__DESCRIPTION OF THE TASK__. Write each line word for word, from the line that contains "Transcribe the text in this document." through the last line of the material below.

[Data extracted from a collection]

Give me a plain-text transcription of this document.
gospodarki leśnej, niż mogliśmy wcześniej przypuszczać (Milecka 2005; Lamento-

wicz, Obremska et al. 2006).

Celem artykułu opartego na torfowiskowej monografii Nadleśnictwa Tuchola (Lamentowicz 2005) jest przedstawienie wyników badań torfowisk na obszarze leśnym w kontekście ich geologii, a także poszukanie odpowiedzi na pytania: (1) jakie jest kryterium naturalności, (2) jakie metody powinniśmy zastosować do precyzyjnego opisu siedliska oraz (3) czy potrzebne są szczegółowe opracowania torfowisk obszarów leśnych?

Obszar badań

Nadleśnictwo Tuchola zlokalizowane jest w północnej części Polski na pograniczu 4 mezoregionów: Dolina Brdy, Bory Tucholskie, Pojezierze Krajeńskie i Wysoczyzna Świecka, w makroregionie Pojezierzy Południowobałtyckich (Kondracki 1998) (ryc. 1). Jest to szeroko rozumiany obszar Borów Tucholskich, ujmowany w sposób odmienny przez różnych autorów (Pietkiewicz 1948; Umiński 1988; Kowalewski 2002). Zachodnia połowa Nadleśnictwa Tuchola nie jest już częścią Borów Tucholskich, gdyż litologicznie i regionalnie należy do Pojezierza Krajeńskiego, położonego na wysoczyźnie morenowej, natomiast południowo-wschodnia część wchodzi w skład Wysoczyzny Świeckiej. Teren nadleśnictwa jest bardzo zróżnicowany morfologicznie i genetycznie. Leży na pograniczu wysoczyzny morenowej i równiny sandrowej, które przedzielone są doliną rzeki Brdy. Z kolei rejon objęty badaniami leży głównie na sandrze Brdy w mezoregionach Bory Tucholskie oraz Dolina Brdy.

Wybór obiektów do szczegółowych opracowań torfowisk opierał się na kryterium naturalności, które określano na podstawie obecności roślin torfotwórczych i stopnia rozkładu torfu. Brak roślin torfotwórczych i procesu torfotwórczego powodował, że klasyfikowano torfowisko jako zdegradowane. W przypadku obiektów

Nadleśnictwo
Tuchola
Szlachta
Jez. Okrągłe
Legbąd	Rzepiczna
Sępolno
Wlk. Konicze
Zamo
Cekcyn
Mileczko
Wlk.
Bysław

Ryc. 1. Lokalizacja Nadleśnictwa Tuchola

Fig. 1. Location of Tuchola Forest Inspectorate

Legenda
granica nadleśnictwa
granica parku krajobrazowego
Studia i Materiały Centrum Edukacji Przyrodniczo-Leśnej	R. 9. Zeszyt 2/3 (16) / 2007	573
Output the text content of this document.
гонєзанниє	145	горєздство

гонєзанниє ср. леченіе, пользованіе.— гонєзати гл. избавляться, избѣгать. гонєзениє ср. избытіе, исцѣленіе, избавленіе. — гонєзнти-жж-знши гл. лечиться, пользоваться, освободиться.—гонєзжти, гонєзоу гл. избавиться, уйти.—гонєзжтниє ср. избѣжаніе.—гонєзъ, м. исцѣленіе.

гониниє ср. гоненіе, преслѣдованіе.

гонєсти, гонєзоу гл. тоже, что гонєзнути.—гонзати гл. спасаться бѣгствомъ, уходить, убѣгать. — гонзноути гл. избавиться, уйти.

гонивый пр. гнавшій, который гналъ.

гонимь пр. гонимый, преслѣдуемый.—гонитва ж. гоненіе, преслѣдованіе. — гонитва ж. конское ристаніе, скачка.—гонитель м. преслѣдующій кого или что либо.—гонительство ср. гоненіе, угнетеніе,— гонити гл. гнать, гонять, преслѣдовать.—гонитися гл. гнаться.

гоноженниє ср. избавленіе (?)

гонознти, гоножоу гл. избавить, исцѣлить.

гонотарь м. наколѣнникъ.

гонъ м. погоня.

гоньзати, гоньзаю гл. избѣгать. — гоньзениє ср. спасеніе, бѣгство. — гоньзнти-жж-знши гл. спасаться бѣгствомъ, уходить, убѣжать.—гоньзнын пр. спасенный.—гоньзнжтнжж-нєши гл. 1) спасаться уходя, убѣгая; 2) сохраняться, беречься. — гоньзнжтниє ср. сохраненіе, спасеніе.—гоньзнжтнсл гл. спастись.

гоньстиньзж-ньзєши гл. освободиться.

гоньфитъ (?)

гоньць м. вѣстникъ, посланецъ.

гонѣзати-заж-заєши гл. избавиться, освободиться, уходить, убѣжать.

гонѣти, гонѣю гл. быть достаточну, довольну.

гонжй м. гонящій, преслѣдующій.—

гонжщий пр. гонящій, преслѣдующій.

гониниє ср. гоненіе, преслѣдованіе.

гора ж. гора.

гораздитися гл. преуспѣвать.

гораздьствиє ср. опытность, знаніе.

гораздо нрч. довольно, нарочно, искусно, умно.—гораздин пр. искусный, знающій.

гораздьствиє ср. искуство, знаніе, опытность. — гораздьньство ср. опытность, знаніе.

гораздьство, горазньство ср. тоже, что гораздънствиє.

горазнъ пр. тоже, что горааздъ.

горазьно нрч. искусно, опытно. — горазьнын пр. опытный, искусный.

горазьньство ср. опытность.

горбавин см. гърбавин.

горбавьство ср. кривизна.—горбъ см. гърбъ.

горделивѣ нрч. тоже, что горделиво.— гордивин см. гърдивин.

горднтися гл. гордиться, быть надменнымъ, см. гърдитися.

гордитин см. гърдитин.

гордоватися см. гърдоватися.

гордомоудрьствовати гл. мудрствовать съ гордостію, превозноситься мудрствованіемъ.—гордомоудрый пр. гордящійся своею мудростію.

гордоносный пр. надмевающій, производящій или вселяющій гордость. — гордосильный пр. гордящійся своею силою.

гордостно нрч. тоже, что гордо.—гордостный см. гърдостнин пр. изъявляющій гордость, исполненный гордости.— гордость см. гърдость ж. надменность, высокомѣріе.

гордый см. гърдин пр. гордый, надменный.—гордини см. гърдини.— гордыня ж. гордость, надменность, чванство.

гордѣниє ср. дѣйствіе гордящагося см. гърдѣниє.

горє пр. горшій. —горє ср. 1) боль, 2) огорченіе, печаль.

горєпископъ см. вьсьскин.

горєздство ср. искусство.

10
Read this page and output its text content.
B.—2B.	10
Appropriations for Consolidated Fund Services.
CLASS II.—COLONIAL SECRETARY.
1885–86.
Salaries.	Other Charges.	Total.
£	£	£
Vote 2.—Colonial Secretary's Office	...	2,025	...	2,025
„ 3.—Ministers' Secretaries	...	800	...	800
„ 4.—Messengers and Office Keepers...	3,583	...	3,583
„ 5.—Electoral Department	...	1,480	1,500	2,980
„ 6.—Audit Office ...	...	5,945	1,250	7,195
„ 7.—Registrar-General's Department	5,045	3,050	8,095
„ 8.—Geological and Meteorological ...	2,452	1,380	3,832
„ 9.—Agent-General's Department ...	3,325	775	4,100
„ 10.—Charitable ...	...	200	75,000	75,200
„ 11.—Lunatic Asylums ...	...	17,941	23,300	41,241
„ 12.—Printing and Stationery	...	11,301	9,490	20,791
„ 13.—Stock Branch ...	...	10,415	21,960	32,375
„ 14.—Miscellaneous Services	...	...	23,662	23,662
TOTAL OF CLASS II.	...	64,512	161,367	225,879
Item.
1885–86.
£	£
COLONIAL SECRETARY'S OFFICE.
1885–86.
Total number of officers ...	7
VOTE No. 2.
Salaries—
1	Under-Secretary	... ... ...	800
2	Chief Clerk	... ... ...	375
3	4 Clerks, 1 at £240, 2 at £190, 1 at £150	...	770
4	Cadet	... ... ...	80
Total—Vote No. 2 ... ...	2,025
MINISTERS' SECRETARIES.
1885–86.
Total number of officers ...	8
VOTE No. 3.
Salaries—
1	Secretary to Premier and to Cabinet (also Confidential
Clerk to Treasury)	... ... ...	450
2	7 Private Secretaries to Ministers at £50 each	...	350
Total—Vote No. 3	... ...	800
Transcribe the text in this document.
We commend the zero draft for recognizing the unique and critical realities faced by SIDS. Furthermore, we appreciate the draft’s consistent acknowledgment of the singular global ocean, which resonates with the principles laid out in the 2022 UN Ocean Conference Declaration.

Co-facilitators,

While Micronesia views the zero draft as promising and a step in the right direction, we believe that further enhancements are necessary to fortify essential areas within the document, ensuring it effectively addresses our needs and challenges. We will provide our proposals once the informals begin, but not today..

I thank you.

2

__RESPONSE FOR THIS EXERCISE__.
Transcribe the text in this document.
We commend the zero draft for recognizing the unique and critical realities faced by SIDS. Furthermore, we appreciate the draft’s consistent acknowledgment of the singular global ocean, which resonates with the principles laid out in the 2022 UN Ocean Conference Declaration.

Co-facilitators,

While Micronesia views the zero draft as promising and a step in the right direction, we believe that further enhancements are necessary to fortify essential areas within the document, ensuring it effectively addresses our needs and challenges. We will provide our proposals once the informals begin, but not today..

I thank you.

2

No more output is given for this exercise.